# STATED EXERCISE
Pull each line containing "JSON" out of the data and copy it.

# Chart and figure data
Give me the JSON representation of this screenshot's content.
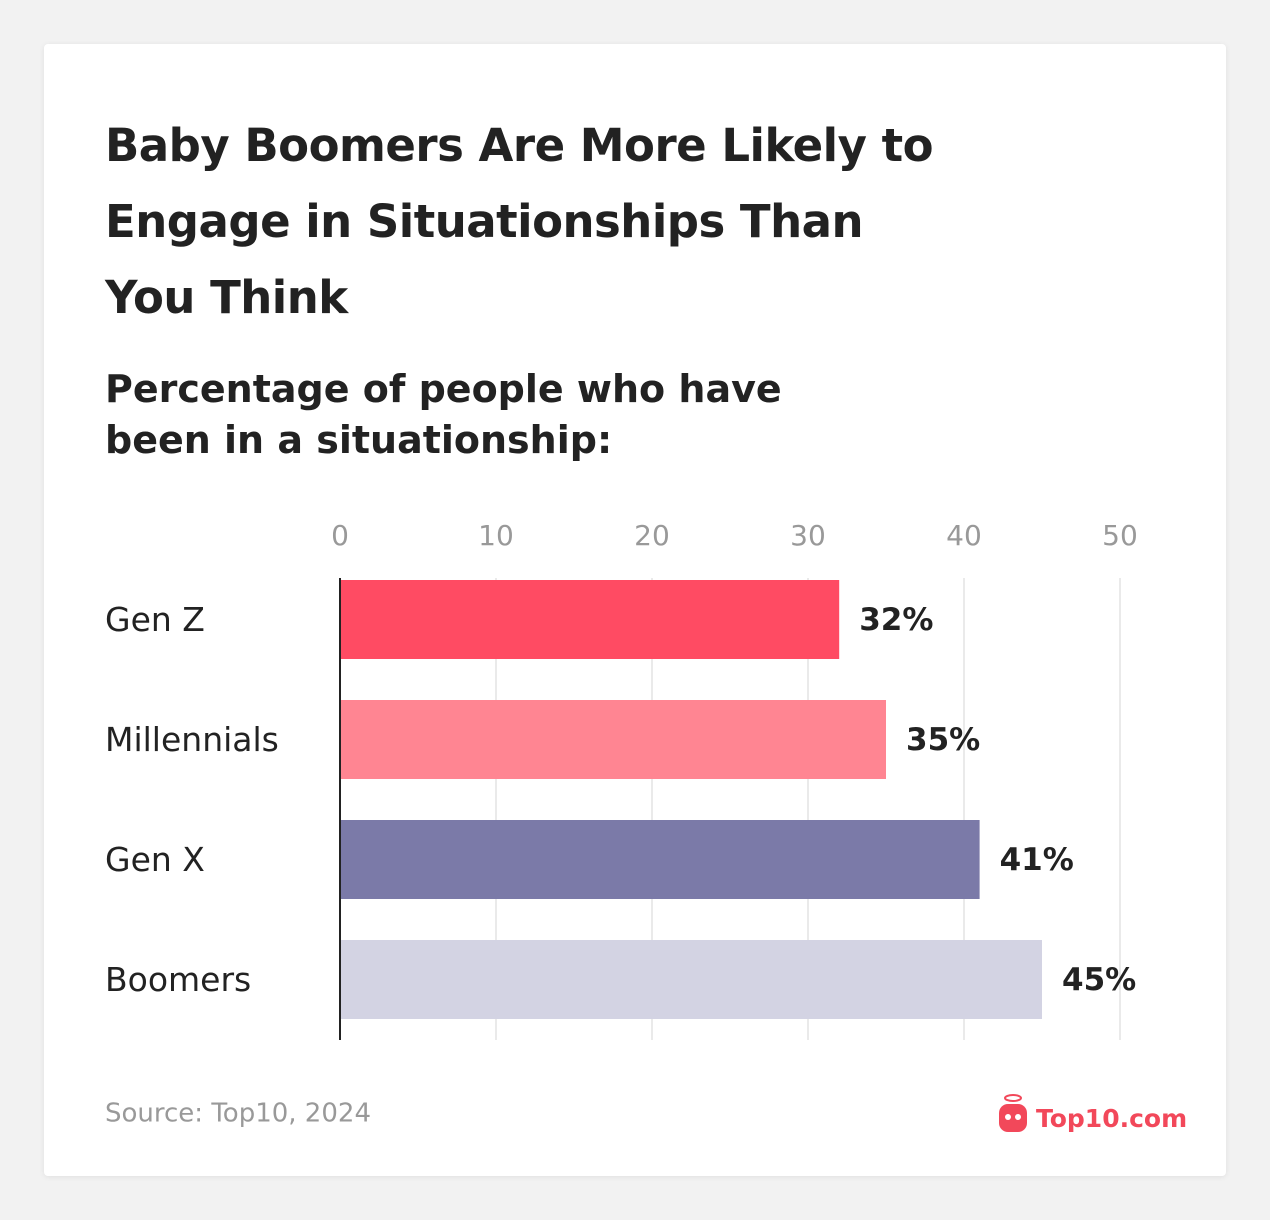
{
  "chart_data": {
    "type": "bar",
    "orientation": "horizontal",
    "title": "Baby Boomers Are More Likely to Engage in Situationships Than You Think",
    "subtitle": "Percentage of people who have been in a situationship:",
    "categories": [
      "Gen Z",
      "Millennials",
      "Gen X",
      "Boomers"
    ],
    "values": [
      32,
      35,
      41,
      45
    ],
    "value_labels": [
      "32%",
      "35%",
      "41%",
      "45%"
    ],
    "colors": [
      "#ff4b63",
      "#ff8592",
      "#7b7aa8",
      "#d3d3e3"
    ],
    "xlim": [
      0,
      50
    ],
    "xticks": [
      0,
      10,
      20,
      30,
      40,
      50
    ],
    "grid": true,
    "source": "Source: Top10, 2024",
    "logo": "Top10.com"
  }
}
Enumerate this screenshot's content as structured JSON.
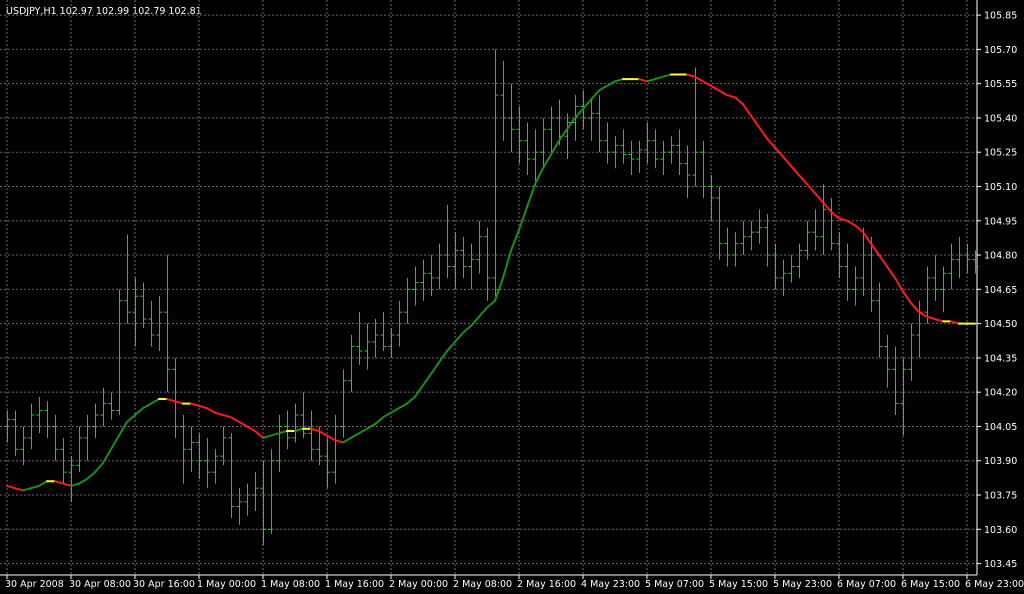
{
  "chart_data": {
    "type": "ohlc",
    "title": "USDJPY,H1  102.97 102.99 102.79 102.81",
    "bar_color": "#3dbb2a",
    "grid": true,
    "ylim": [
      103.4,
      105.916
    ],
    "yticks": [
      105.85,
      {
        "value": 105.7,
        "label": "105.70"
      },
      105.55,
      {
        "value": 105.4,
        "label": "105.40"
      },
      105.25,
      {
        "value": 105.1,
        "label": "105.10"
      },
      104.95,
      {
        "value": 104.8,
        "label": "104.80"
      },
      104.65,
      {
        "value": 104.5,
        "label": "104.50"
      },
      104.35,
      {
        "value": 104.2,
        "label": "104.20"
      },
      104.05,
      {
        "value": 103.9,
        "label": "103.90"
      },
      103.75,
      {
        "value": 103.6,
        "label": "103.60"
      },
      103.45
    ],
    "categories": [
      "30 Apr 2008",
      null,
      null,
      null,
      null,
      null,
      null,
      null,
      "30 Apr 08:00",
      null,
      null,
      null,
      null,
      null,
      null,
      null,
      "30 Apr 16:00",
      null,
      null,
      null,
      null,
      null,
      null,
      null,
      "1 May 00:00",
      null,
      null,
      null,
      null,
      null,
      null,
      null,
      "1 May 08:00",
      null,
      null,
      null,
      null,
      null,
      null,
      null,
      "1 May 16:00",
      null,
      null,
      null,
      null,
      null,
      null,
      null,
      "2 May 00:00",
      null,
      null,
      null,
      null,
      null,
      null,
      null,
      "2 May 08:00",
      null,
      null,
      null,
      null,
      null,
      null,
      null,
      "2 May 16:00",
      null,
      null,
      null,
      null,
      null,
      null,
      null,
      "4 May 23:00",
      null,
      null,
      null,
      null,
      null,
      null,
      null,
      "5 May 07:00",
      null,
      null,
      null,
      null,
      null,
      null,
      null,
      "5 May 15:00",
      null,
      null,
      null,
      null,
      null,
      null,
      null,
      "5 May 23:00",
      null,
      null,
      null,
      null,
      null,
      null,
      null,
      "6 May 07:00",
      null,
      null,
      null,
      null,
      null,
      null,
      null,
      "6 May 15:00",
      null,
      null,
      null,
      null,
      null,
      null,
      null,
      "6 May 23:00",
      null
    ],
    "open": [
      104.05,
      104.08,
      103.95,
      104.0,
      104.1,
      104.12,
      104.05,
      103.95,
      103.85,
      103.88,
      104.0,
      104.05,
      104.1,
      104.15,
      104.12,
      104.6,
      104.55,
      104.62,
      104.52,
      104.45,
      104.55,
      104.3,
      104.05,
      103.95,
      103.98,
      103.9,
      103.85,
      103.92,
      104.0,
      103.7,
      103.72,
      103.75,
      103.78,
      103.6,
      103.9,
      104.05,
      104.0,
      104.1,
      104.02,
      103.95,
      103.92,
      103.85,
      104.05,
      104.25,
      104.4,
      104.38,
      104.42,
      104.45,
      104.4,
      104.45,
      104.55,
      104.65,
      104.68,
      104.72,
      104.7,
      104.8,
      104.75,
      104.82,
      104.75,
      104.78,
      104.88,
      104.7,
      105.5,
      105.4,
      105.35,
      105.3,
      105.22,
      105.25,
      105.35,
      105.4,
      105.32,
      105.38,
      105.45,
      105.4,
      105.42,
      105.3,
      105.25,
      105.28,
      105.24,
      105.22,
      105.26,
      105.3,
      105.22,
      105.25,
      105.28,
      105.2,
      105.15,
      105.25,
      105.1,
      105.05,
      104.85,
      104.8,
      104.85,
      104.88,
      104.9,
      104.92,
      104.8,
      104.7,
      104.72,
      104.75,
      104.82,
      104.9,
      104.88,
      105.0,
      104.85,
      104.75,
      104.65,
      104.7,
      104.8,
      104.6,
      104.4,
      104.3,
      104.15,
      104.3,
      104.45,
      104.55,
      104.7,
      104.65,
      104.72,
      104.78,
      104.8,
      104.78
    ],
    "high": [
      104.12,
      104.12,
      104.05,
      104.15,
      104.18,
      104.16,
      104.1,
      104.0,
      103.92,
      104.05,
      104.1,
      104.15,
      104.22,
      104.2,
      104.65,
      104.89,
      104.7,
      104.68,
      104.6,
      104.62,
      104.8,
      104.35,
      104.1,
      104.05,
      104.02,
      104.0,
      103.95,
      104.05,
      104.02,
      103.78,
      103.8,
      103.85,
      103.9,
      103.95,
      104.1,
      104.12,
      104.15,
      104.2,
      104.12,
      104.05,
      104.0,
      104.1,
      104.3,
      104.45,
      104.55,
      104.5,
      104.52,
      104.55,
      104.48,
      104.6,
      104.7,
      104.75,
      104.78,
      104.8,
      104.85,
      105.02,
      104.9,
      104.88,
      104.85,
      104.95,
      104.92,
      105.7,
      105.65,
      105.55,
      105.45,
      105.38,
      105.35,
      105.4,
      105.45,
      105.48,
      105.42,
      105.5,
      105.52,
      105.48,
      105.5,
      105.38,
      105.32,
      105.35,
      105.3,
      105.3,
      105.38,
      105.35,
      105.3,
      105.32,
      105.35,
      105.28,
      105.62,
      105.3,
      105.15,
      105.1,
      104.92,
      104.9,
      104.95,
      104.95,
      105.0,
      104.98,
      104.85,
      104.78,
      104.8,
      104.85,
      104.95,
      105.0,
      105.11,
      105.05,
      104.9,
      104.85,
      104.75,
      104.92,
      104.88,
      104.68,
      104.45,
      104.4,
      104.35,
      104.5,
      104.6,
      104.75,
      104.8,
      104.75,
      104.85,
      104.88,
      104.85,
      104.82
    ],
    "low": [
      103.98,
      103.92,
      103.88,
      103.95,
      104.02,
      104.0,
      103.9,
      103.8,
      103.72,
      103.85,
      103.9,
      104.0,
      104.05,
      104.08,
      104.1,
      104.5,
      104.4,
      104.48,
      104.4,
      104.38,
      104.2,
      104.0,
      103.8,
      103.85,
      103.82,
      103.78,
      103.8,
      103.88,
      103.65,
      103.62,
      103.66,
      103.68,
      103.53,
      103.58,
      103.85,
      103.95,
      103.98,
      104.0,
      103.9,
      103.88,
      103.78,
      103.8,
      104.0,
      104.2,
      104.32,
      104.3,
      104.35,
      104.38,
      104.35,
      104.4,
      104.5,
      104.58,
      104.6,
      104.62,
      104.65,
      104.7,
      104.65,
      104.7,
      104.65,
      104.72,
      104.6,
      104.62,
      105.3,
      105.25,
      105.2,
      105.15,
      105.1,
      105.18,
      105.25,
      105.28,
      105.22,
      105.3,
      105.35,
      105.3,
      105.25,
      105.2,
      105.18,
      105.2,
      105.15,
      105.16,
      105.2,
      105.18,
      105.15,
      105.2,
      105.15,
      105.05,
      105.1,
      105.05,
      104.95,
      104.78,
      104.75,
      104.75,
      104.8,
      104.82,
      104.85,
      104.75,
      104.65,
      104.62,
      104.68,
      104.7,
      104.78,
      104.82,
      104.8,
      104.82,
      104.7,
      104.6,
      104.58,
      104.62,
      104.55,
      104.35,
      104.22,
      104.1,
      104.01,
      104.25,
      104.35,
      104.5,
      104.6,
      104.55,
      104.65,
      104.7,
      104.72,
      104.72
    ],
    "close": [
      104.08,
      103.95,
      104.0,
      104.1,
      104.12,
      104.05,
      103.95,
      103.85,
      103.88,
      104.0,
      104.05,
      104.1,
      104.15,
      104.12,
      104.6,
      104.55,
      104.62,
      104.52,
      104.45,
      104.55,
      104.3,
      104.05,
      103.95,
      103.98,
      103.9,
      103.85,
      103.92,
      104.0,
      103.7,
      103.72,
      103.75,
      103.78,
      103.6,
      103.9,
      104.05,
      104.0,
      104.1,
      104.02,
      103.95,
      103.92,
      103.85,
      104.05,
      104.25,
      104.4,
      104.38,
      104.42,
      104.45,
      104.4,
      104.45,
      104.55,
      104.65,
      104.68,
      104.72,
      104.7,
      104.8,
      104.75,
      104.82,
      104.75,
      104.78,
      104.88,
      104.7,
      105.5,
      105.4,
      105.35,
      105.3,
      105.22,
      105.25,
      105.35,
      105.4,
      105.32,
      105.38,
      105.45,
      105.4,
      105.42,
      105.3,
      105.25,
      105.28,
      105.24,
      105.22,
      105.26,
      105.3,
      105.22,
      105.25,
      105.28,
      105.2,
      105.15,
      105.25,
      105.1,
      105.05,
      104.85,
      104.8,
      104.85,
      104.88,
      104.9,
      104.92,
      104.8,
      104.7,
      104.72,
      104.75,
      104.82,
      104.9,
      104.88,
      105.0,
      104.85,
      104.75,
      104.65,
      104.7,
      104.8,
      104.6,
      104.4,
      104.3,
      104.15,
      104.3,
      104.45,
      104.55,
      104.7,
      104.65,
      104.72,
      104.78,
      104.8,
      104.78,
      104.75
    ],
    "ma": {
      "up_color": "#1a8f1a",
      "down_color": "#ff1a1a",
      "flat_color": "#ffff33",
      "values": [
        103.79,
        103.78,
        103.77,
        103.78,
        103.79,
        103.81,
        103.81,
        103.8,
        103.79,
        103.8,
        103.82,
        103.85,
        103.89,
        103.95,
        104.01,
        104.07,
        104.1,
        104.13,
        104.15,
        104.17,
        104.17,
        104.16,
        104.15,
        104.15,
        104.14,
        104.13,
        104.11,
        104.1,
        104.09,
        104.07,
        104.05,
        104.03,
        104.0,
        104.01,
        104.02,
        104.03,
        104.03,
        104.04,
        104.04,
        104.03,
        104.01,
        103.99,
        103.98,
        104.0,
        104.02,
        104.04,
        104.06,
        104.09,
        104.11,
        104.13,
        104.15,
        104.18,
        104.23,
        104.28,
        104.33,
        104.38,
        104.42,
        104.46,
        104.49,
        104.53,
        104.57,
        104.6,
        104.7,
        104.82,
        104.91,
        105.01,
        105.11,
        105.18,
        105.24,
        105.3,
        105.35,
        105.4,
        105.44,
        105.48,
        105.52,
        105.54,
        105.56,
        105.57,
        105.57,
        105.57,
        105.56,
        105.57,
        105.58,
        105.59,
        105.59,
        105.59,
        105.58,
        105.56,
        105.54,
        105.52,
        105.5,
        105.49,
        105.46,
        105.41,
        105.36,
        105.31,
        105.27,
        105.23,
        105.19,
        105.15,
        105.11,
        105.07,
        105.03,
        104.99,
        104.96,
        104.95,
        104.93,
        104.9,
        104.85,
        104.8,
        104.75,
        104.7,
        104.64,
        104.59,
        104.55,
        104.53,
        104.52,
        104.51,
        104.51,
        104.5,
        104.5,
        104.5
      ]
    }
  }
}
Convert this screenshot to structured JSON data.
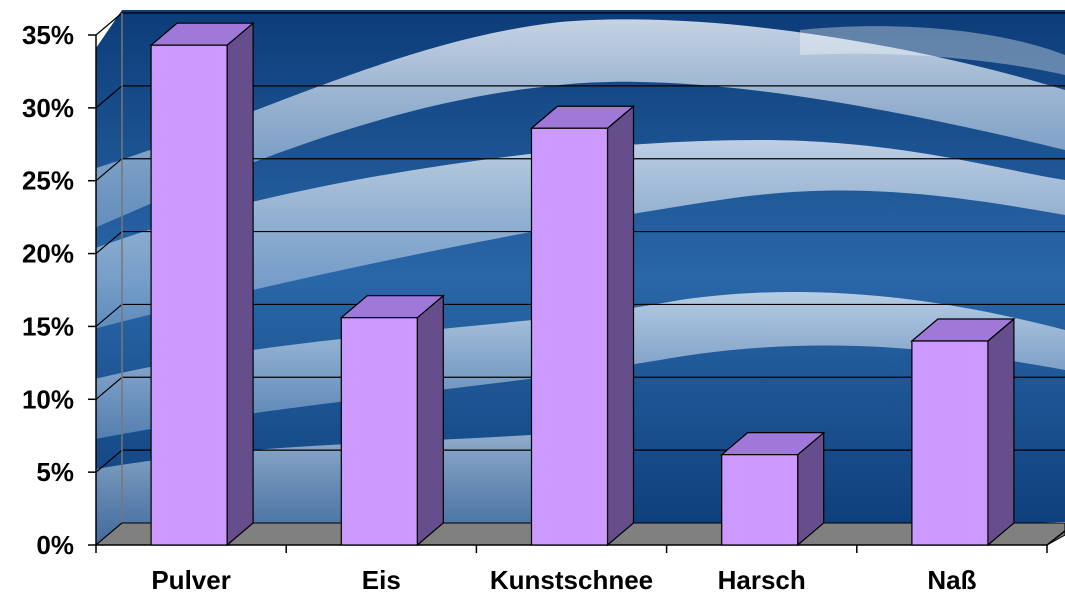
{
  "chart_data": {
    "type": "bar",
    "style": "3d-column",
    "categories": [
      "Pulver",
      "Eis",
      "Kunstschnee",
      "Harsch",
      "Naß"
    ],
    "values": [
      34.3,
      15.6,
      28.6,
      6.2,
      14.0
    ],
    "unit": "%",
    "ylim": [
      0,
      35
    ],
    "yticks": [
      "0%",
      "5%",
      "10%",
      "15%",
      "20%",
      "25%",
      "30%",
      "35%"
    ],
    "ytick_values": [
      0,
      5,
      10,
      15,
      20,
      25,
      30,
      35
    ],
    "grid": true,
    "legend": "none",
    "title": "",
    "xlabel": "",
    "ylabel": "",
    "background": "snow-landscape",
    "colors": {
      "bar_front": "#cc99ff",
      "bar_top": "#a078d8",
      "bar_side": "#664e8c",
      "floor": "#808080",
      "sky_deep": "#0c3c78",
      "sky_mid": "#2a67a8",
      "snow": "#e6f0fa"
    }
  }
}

# WRITTEN REPLY
Give me the JSON representation of this screenshot's content.
Enumerate this screenshot's content as structured JSON.
Convert this screenshot to structured JSON data.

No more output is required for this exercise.